Below are records. Copy every line with "lever" in it.
##### Data supplied
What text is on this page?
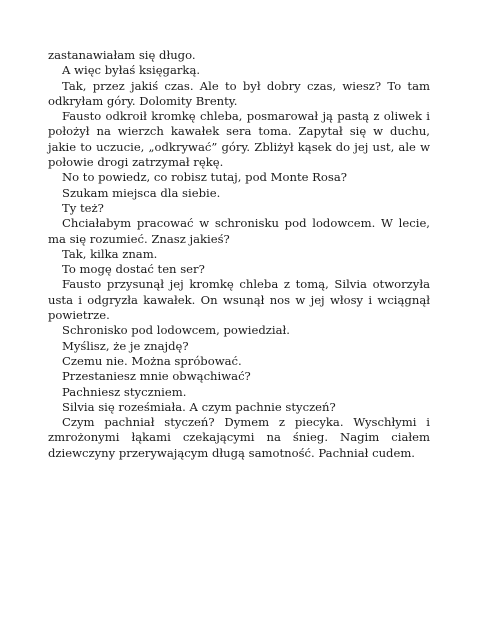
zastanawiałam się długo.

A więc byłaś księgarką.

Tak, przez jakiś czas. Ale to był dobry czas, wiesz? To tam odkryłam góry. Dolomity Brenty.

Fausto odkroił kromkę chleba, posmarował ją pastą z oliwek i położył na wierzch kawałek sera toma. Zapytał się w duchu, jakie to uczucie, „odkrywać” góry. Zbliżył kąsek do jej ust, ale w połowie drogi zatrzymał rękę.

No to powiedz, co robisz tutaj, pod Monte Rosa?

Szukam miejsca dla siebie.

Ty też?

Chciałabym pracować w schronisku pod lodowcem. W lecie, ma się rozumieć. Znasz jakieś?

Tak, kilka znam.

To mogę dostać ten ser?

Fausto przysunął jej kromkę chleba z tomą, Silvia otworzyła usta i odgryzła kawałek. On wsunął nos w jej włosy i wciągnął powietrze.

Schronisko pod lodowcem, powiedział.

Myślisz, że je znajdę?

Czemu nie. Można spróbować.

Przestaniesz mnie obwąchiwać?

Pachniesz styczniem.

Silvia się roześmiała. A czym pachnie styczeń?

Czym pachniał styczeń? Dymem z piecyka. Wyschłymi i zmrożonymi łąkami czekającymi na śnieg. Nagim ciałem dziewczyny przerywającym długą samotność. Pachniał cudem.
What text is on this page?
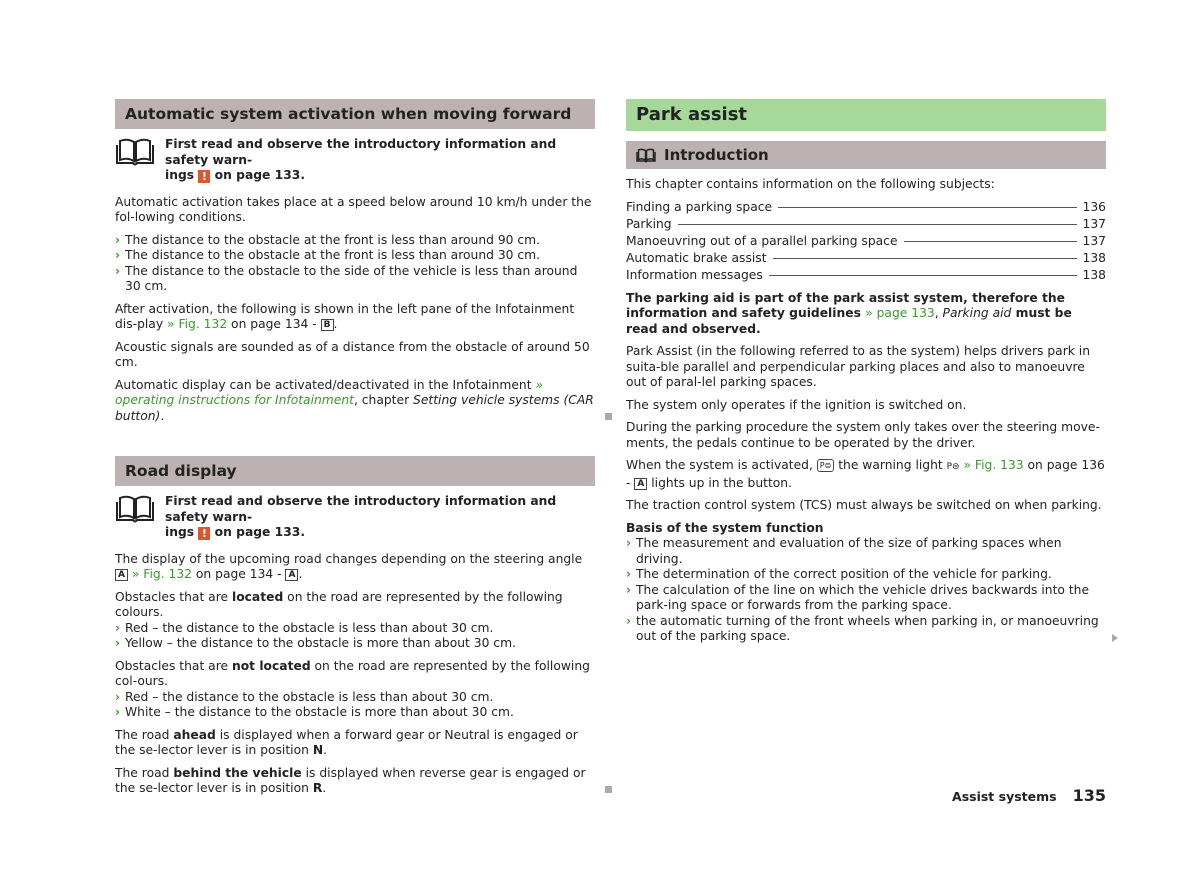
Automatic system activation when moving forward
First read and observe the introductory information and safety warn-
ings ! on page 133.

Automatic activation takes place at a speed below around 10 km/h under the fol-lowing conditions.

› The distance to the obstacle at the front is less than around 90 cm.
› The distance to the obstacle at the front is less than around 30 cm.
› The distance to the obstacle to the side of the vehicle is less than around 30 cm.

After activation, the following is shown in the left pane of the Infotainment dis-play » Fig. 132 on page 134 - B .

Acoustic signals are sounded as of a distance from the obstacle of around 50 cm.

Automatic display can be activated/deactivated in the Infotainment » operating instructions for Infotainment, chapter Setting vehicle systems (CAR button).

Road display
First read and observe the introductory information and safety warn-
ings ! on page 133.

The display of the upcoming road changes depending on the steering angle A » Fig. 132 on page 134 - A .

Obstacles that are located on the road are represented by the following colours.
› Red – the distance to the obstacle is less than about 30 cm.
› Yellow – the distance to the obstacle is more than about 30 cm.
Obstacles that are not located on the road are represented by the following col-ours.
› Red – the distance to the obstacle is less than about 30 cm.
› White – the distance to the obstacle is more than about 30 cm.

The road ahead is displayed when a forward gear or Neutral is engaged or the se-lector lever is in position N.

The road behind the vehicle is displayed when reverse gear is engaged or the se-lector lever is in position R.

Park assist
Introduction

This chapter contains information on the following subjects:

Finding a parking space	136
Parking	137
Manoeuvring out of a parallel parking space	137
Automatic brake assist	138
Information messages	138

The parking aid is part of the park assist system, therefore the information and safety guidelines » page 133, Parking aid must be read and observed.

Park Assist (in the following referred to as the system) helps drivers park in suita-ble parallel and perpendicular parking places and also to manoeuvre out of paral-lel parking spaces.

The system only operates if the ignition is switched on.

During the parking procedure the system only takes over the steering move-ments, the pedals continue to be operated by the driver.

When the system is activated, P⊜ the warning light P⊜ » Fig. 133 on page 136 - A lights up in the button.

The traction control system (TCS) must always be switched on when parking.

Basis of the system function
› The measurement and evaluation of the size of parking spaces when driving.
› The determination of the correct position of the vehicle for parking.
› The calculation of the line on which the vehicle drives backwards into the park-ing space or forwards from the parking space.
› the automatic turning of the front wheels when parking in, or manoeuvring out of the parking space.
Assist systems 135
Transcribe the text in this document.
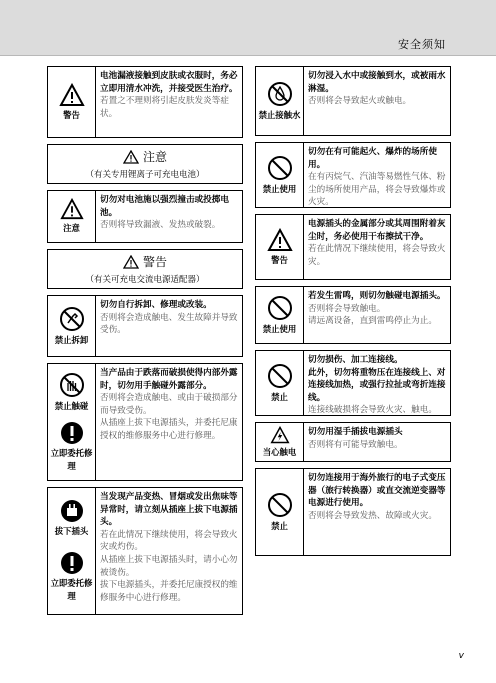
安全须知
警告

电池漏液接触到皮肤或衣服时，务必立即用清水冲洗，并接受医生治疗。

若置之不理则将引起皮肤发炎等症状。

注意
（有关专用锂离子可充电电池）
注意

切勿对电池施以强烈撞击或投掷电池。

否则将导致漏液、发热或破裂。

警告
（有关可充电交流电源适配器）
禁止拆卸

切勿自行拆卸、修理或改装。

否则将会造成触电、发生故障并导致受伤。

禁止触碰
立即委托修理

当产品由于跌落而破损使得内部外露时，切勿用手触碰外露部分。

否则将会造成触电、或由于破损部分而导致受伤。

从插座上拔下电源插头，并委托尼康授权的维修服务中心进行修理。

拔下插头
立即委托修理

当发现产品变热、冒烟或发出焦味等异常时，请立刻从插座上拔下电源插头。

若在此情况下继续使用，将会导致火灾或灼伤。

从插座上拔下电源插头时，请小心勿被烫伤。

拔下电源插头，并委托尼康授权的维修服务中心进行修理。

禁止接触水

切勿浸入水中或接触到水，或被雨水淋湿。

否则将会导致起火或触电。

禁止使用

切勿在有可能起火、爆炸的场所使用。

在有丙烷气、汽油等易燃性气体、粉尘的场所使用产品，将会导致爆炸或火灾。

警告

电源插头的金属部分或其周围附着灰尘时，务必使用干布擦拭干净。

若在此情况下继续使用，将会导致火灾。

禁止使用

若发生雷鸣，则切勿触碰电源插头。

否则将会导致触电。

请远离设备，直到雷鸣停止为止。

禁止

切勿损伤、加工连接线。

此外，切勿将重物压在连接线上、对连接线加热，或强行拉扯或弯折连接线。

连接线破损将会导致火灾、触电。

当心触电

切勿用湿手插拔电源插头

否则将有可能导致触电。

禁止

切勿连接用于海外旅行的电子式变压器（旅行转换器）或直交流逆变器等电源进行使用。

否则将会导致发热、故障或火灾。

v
##########
##### Data supplied
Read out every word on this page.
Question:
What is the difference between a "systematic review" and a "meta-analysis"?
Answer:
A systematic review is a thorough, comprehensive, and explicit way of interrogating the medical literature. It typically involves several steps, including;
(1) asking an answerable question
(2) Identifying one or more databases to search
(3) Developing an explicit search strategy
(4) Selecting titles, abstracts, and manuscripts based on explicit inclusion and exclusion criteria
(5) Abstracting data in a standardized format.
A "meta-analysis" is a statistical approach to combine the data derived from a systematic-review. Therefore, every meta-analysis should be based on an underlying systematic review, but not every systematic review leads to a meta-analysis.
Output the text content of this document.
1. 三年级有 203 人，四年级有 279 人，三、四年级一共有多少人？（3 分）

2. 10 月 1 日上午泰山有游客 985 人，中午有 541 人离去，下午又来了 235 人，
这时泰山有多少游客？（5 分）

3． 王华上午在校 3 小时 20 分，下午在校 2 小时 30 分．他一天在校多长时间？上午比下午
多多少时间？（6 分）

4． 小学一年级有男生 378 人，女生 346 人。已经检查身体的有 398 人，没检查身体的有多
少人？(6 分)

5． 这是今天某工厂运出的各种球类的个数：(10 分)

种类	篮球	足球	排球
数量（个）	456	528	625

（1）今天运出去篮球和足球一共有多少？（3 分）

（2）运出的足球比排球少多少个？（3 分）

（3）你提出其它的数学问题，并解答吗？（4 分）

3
##########
• **The output**
The road ahead is displayed when a forward gear or Neutral is engaged or the se-lector lever is in position N.
The road behind the vehicle is displayed when reverse gear is engaged or the se-lector lever is in position R.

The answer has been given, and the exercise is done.